● Exercise details:
Where a line in the listing below contains the word "text", copy that line.

===== Data records

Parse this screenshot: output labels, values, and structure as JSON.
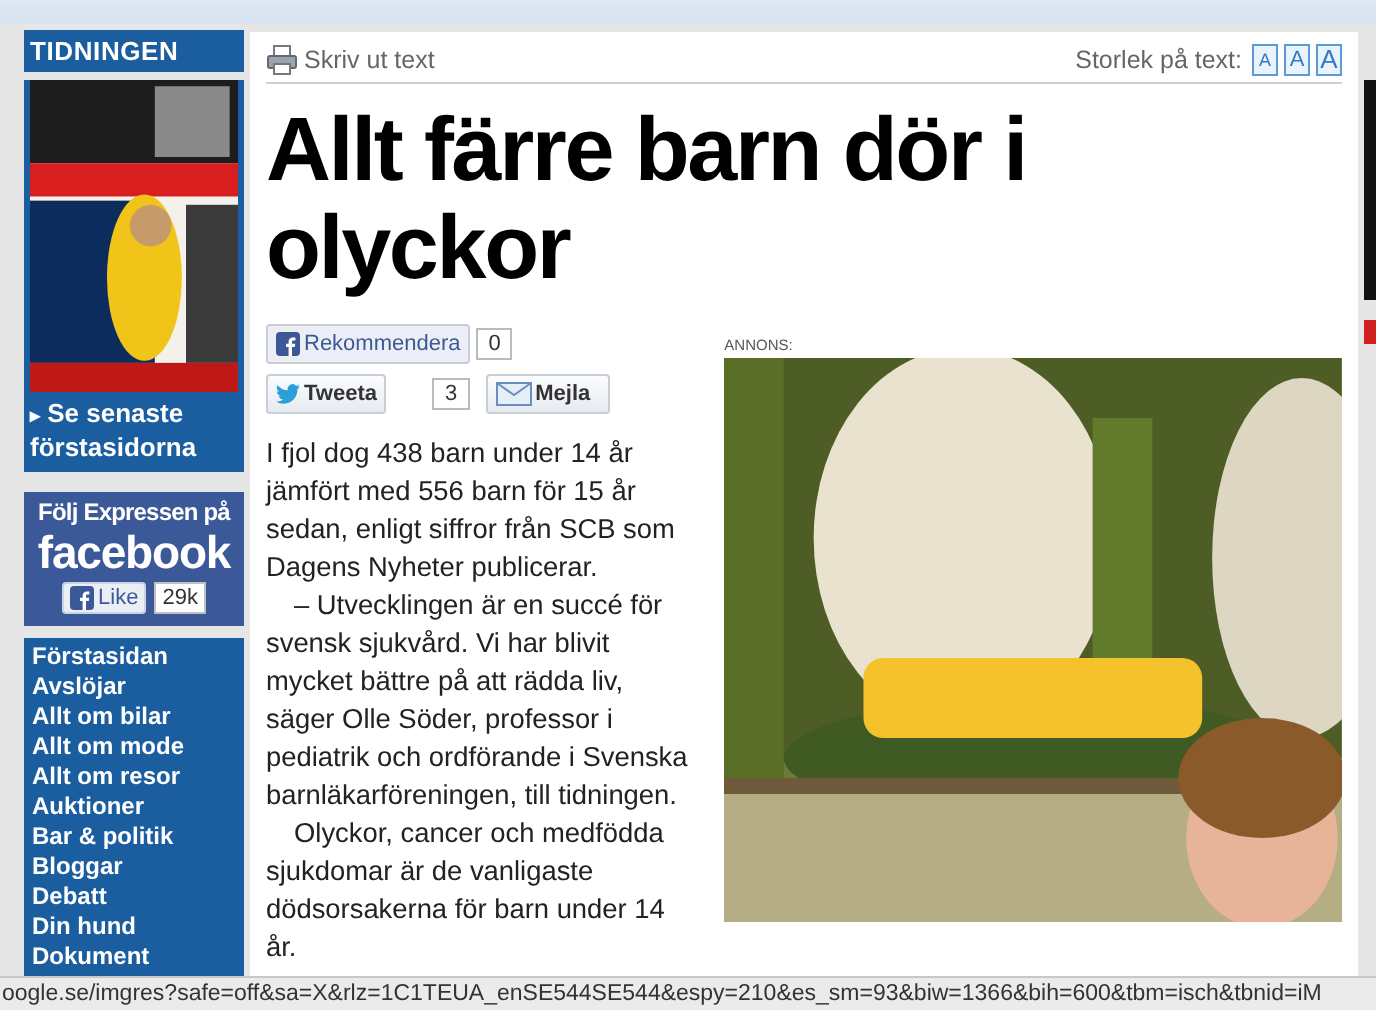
{
  "sidebar": {
    "header": "TIDNINGEN",
    "latest_link": {
      "arrow": "▸",
      "label": "Se senaste förstasidorna"
    },
    "facebook_box": {
      "title": "Följ Expressen på",
      "brand": "facebook",
      "like_label": "Like",
      "like_count": "29k"
    },
    "nav": [
      "Förstasidan",
      "Avslöjar",
      "Allt om bilar",
      "Allt om mode",
      "Allt om resor",
      "Auktioner",
      "Bar & politik",
      "Bloggar",
      "Debatt",
      "Din hund",
      "Dokument"
    ]
  },
  "toolbar": {
    "print_label": "Skriv ut text",
    "size_label": "Storlek på text:",
    "size_buttons": [
      "A",
      "A",
      "A"
    ]
  },
  "article": {
    "headline": "Allt färre barn dör i olyckor",
    "share": [
      {
        "kind": "facebook",
        "label": "Rekommendera",
        "count": "0"
      },
      {
        "kind": "twitter",
        "label": "Tweeta",
        "count": "3"
      },
      {
        "kind": "mail",
        "label": "Mejla"
      }
    ],
    "paragraphs": [
      "I fjol dog 438 barn under 14 år jämfört med 556 barn för 15 år sedan, enligt siffror från SCB som Dagens Nyheter publicerar.",
      "– Utvecklingen är en succé för svensk sjukvård. Vi har blivit mycket bättre på att rädda liv, säger Olle Söder, professor i pediatrik och ordförande i Svenska barnläkarföreningen, till tidningen.",
      "Olyckor, cancer och medfödda sjukdomar är de vanligaste dödsorsakerna för barn under 14 år."
    ],
    "ad": {
      "label": "ANNONS:",
      "kind": "picture"
    }
  },
  "status_bar": "oogle.se/imgres?safe=off&sa=X&rlz=1C1TEUA_enSE544SE544&espy=210&es_sm=93&biw=1366&bih=600&tbm=isch&tbnid=iM"
}
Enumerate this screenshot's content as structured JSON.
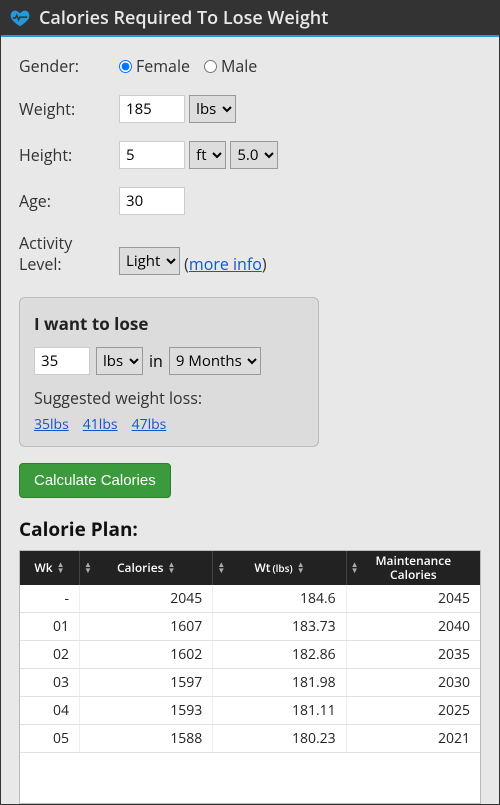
{
  "title": "Calories Required To Lose Weight",
  "form": {
    "gender": {
      "label": "Gender:",
      "options": {
        "female": "Female",
        "male": "Male"
      },
      "selected": "female"
    },
    "weight": {
      "label": "Weight:",
      "value": "185",
      "unit": "lbs"
    },
    "height": {
      "label": "Height:",
      "value": "5",
      "unit": "ft",
      "value2": "5.0"
    },
    "age": {
      "label": "Age:",
      "value": "30"
    },
    "activity": {
      "label": "Activity Level:",
      "value": "Light",
      "more_info": "more info"
    }
  },
  "goal": {
    "title": "I want to lose",
    "amount": "35",
    "unit": "lbs",
    "in": "in",
    "duration": "9 Months",
    "suggest_label": "Suggested weight loss:",
    "suggestions": [
      "35lbs",
      "41lbs",
      "47lbs"
    ]
  },
  "buttons": {
    "calculate": "Calculate Calories"
  },
  "plan": {
    "heading": "Calorie Plan:",
    "columns": {
      "wk": "Wk",
      "calories": "Calories",
      "wt": "Wt",
      "wt_unit": "(lbs)",
      "maint": "Maintenance Calories"
    },
    "rows": [
      {
        "wk": "-",
        "cal": "2045",
        "wt": "184.6",
        "maint": "2045"
      },
      {
        "wk": "01",
        "cal": "1607",
        "wt": "183.73",
        "maint": "2040"
      },
      {
        "wk": "02",
        "cal": "1602",
        "wt": "182.86",
        "maint": "2035"
      },
      {
        "wk": "03",
        "cal": "1597",
        "wt": "181.98",
        "maint": "2030"
      },
      {
        "wk": "04",
        "cal": "1593",
        "wt": "181.11",
        "maint": "2025"
      },
      {
        "wk": "05",
        "cal": "1588",
        "wt": "180.23",
        "maint": "2021"
      }
    ]
  }
}
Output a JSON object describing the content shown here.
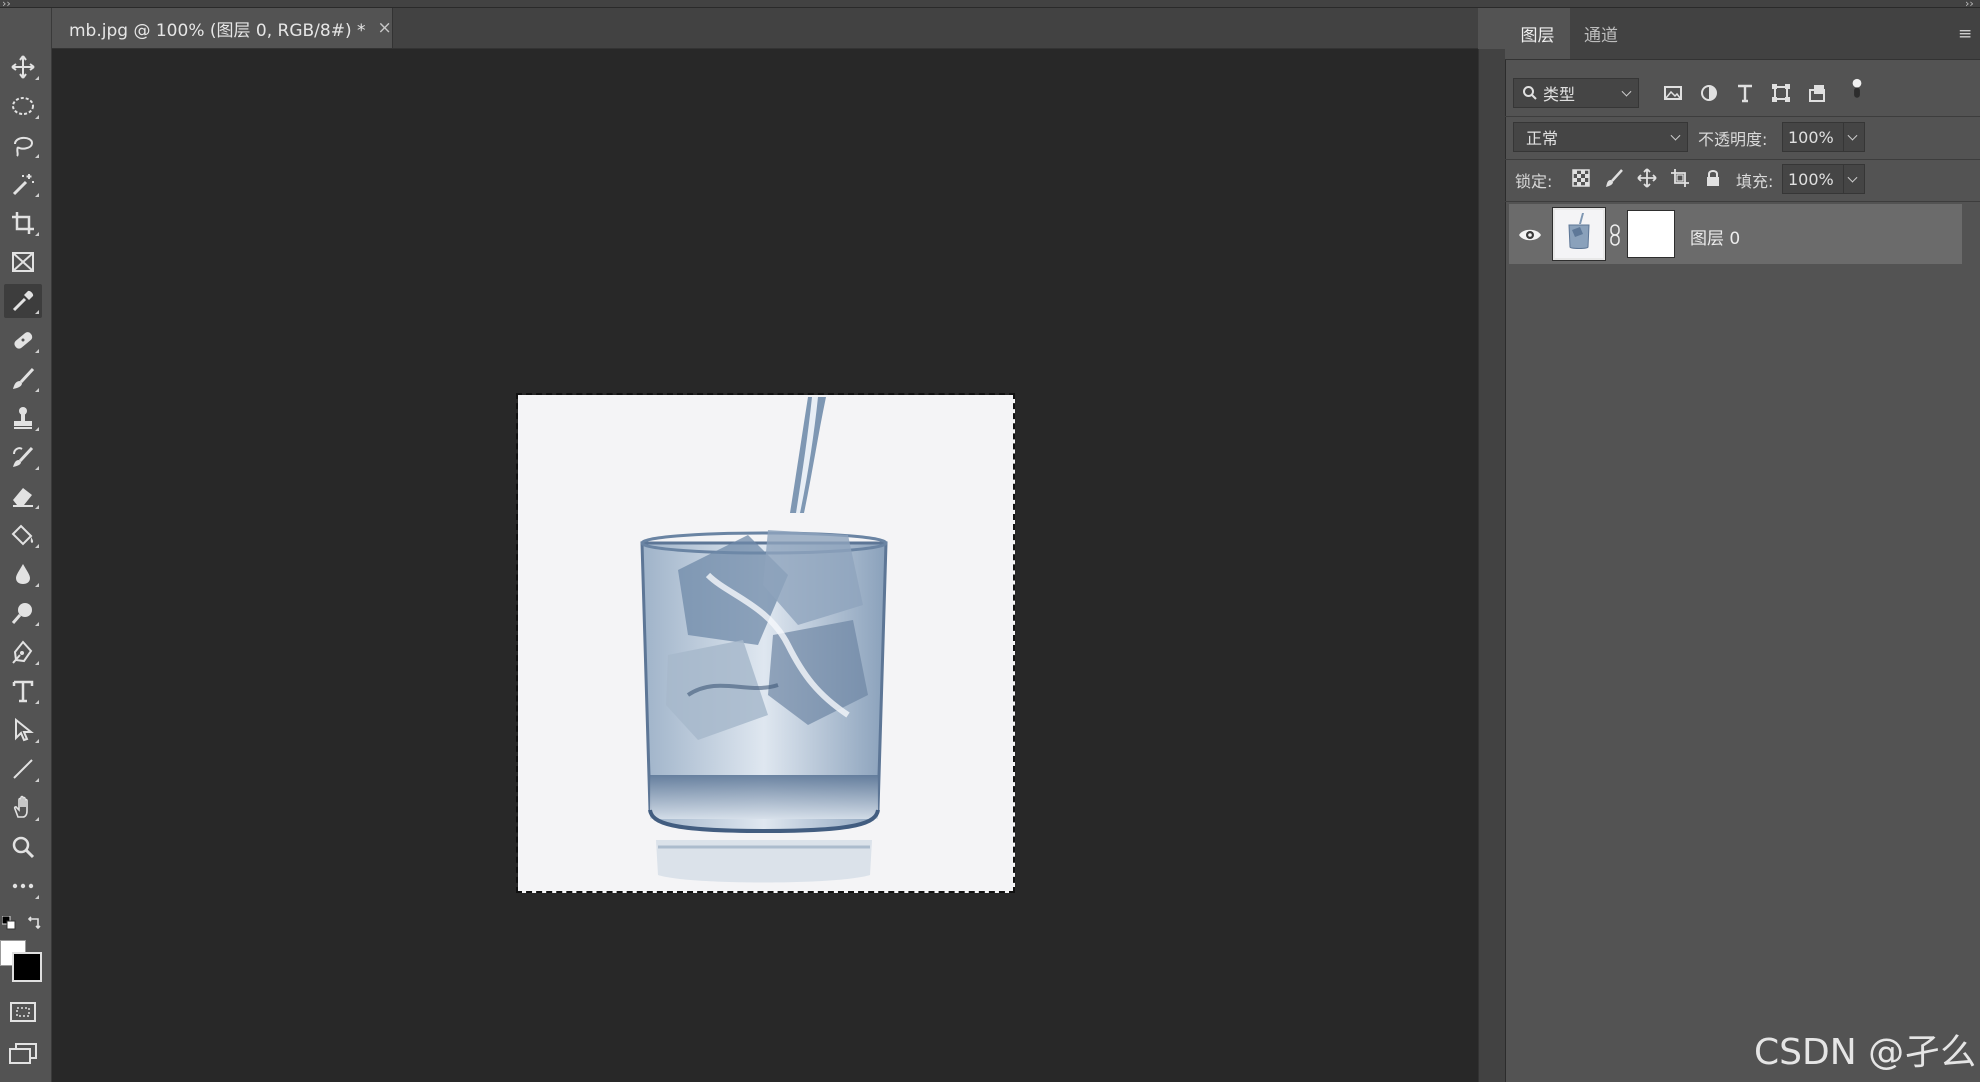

==========

● Exercise output:
    "print_label": "Skriv ut text",
    "size_label": "Storlek på text:",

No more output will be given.